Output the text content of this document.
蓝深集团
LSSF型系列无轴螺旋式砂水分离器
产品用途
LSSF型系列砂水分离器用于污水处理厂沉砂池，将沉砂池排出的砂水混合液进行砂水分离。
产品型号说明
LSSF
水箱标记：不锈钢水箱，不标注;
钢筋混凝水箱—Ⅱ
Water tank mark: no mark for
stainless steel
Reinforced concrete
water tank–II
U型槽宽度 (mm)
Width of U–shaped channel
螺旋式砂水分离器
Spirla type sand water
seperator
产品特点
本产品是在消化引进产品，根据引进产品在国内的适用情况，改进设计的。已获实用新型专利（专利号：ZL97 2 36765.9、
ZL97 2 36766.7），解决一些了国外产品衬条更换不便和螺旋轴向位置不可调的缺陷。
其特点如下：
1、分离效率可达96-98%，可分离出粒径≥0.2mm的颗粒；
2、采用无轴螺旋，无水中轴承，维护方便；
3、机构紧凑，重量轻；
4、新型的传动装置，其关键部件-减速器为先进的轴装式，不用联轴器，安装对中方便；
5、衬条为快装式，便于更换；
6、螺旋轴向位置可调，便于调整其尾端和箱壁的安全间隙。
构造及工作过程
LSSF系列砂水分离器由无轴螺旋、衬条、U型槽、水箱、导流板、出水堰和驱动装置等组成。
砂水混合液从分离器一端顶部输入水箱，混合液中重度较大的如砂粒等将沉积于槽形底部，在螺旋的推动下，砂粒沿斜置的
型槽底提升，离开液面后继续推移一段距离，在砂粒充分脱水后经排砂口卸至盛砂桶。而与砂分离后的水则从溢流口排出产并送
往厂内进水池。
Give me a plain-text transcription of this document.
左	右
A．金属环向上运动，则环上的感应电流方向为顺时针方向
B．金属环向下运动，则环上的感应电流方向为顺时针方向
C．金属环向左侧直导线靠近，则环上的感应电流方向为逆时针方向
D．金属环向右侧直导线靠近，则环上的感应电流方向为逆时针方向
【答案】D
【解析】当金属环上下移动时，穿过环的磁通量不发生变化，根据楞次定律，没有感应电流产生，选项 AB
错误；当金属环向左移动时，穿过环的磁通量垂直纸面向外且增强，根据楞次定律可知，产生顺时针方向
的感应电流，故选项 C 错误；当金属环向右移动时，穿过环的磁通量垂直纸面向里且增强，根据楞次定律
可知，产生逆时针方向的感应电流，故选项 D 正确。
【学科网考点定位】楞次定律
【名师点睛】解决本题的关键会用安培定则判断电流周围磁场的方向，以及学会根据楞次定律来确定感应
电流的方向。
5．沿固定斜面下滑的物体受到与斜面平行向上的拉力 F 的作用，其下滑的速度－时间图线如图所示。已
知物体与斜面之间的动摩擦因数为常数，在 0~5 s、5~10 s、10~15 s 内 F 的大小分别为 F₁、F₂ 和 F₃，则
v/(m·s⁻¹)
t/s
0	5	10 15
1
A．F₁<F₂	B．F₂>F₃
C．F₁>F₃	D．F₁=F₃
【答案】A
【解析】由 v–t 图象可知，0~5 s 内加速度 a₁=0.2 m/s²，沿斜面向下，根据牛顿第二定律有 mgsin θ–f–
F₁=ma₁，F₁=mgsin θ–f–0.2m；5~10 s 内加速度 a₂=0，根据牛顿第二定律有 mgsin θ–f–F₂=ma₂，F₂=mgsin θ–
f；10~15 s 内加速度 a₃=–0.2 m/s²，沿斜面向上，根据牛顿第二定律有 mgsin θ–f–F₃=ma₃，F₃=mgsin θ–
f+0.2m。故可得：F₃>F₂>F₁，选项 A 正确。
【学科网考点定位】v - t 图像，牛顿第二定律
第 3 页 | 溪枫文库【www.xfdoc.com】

__Given instruction__:
Report how many lines in the data include the word "tank", and give nothing but the count.

__Written solution__:
2